What is being asked ▸ All of the data below should be written out exactly.

** start **

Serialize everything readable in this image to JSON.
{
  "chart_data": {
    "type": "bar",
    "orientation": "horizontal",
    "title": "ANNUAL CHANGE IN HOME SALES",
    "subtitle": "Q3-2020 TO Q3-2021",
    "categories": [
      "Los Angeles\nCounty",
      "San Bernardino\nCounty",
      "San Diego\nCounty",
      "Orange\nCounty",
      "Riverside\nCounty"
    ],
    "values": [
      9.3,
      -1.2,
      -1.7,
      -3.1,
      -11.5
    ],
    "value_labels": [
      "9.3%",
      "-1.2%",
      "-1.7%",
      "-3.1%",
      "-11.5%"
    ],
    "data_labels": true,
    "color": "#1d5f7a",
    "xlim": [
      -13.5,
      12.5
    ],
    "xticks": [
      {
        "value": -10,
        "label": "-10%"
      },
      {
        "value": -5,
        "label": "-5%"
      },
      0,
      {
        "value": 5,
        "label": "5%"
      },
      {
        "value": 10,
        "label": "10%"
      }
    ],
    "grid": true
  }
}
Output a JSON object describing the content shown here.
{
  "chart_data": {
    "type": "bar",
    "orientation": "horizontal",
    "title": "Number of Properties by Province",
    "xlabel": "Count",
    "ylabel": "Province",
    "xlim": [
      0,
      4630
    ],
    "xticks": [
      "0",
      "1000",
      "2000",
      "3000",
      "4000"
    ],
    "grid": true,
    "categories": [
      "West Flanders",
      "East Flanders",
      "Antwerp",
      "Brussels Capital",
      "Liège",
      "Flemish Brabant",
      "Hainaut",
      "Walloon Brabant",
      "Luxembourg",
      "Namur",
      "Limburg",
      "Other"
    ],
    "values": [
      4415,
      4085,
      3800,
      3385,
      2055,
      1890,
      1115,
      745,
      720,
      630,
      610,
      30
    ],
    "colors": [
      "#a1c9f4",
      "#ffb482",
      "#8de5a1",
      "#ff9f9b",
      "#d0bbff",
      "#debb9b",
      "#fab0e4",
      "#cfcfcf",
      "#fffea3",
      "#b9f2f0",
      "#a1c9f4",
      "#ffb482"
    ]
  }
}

** end **

Result of the exercise ▸
Serialize everything readable in this image to JSON.
{
  "chart_data": {
    "type": "bar",
    "orientation": "horizontal",
    "title": "ANNUAL CHANGE IN HOME SALES",
    "subtitle": "Q3-2020 TO Q3-2021",
    "categories": [
      "Los Angeles\nCounty",
      "San Bernardino\nCounty",
      "San Diego\nCounty",
      "Orange\nCounty",
      "Riverside\nCounty"
    ],
    "values": [
      9.3,
      -1.2,
      -1.7,
      -3.1,
      -11.5
    ],
    "value_labels": [
      "9.3%",
      "-1.2%",
      "-1.7%",
      "-3.1%",
      "-11.5%"
    ],
    "data_labels": true,
    "color": "#1d5f7a",
    "xlim": [
      -13.5,
      12.5
    ],
    "xticks": [
      {
        "value": -10,
        "label": "-10%"
      },
      {
        "value": -5,
        "label": "-5%"
      },
      0,
      {
        "value": 5,
        "label": "5%"
      },
      {
        "value": 10,
        "label": "10%"
      }
    ],
    "grid": true
  }
}
Output a JSON object describing the content shown here.
{
  "chart_data": {
    "type": "bar",
    "orientation": "horizontal",
    "title": "Number of Properties by Province",
    "xlabel": "Count",
    "ylabel": "Province",
    "xlim": [
      0,
      4630
    ],
    "xticks": [
      "0",
      "1000",
      "2000",
      "3000",
      "4000"
    ],
    "grid": true,
    "categories": [
      "West Flanders",
      "East Flanders",
      "Antwerp",
      "Brussels Capital",
      "Liège",
      "Flemish Brabant",
      "Hainaut",
      "Walloon Brabant",
      "Luxembourg",
      "Namur",
      "Limburg",
      "Other"
    ],
    "values": [
      4415,
      4085,
      3800,
      3385,
      2055,
      1890,
      1115,
      745,
      720,
      630,
      610,
      30
    ],
    "colors": [
      "#a1c9f4",
      "#ffb482",
      "#8de5a1",
      "#ff9f9b",
      "#d0bbff",
      "#debb9b",
      "#fab0e4",
      "#cfcfcf",
      "#fffea3",
      "#b9f2f0",
      "#a1c9f4",
      "#ffb482"
    ]
  }
}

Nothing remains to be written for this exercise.